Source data
========
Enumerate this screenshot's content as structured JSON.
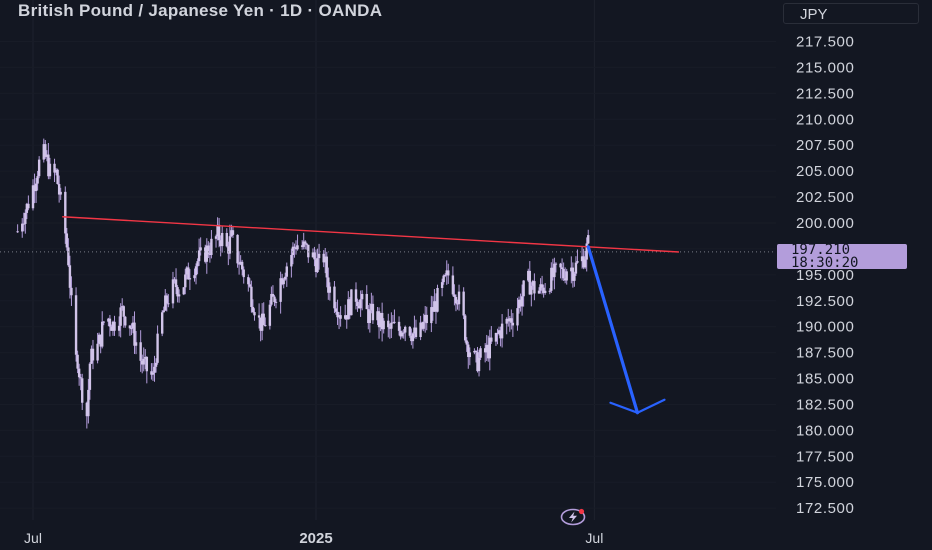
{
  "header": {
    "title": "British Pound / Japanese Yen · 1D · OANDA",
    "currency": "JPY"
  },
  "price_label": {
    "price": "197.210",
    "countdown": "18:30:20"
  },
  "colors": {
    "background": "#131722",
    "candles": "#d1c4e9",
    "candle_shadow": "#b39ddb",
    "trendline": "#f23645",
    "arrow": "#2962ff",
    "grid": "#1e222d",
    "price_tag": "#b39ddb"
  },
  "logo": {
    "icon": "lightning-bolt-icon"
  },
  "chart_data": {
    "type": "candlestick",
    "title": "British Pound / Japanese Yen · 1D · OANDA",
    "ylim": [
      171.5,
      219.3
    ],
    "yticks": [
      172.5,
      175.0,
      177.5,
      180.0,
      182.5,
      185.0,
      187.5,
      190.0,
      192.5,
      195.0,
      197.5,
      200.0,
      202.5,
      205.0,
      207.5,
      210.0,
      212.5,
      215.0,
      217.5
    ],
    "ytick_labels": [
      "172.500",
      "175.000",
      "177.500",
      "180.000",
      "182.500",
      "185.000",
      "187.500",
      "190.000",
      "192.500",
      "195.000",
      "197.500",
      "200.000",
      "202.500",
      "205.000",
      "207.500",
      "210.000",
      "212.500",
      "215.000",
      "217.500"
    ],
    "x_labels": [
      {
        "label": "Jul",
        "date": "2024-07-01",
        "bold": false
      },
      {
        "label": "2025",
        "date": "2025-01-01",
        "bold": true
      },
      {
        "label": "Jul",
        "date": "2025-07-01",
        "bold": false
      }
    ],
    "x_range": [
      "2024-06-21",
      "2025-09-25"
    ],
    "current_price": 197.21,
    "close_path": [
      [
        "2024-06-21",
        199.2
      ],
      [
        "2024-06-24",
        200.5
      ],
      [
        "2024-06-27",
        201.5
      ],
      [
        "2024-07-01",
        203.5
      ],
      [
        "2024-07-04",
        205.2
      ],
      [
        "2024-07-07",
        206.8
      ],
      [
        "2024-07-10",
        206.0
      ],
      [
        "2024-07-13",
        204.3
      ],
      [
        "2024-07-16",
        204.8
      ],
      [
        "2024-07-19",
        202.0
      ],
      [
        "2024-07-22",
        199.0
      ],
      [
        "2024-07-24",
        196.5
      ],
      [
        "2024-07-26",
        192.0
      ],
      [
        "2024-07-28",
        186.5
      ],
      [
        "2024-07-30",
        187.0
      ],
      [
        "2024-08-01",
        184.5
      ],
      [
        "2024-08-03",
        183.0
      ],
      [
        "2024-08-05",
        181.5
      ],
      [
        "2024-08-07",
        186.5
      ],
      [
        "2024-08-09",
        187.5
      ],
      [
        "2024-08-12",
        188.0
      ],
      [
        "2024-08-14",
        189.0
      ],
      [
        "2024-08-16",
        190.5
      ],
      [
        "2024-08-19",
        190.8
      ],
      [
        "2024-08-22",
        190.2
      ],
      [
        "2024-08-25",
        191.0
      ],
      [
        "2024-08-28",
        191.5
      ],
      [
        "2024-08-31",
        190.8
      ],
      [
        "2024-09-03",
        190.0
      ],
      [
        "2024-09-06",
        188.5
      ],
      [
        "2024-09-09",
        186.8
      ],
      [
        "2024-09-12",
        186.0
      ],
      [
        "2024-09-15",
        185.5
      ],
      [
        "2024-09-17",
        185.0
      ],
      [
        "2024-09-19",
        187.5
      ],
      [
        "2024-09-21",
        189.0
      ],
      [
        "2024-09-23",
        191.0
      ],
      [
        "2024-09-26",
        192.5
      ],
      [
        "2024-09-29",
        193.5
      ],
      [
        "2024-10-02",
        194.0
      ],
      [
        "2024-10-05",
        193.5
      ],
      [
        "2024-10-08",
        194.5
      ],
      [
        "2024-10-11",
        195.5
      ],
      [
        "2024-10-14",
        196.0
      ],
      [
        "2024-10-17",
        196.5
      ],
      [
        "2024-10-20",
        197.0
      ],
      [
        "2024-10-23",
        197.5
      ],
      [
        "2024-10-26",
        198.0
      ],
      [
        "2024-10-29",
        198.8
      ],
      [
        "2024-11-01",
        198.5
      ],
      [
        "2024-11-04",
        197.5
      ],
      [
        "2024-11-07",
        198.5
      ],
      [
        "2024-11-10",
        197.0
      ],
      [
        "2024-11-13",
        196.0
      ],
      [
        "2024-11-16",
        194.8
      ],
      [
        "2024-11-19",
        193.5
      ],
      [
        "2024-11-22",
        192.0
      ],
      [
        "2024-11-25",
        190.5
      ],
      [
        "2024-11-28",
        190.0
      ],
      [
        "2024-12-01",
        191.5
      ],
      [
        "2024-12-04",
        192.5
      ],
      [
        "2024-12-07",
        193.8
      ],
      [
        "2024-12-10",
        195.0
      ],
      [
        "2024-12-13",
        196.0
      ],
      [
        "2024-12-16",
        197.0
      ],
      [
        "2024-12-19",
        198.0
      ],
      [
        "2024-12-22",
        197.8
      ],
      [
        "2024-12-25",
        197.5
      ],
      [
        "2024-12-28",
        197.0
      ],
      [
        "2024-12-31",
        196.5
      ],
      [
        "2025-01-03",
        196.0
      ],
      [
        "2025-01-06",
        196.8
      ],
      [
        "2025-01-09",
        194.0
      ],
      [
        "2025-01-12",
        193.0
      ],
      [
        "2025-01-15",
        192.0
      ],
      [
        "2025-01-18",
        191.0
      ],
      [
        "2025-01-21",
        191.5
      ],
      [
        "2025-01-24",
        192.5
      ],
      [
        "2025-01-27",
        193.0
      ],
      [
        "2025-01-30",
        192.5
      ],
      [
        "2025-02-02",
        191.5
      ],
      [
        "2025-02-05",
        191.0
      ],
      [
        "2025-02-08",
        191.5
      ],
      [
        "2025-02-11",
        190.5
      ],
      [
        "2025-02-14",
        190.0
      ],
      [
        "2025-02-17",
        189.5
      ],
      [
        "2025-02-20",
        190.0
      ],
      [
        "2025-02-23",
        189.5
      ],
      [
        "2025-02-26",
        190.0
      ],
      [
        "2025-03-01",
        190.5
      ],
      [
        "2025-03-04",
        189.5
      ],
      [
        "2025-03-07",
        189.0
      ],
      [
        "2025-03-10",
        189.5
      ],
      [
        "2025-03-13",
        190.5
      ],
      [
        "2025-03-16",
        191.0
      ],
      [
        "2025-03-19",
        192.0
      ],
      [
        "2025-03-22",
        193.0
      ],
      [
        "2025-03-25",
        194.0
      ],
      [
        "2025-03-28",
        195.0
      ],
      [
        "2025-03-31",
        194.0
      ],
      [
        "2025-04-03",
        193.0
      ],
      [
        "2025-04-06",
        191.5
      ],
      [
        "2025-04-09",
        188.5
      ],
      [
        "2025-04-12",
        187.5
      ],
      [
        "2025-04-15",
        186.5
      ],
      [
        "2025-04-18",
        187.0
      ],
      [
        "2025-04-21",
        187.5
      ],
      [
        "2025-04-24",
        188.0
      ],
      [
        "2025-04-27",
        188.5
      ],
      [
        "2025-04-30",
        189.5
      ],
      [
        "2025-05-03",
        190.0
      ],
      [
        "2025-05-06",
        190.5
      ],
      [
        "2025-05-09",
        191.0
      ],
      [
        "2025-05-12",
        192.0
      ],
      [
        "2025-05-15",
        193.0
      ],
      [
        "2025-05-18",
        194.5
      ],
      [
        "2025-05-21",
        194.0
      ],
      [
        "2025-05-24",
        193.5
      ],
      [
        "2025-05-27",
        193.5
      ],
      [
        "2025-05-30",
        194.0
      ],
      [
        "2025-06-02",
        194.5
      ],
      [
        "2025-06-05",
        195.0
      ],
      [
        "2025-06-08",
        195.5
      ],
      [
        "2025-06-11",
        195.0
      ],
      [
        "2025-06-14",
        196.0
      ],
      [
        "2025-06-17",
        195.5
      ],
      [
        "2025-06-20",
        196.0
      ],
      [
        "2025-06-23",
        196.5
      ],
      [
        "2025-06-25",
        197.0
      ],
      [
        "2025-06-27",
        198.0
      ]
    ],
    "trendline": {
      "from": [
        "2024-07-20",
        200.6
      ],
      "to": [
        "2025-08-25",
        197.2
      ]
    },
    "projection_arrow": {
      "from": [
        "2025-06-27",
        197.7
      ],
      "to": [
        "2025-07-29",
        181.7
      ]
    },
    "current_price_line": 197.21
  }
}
========
Directions for this task:
List all lines holding the string "date".

Exercise response:
        "date": "2024-07-01",
        "date": "2025-01-01",
        "date": "2025-07-01",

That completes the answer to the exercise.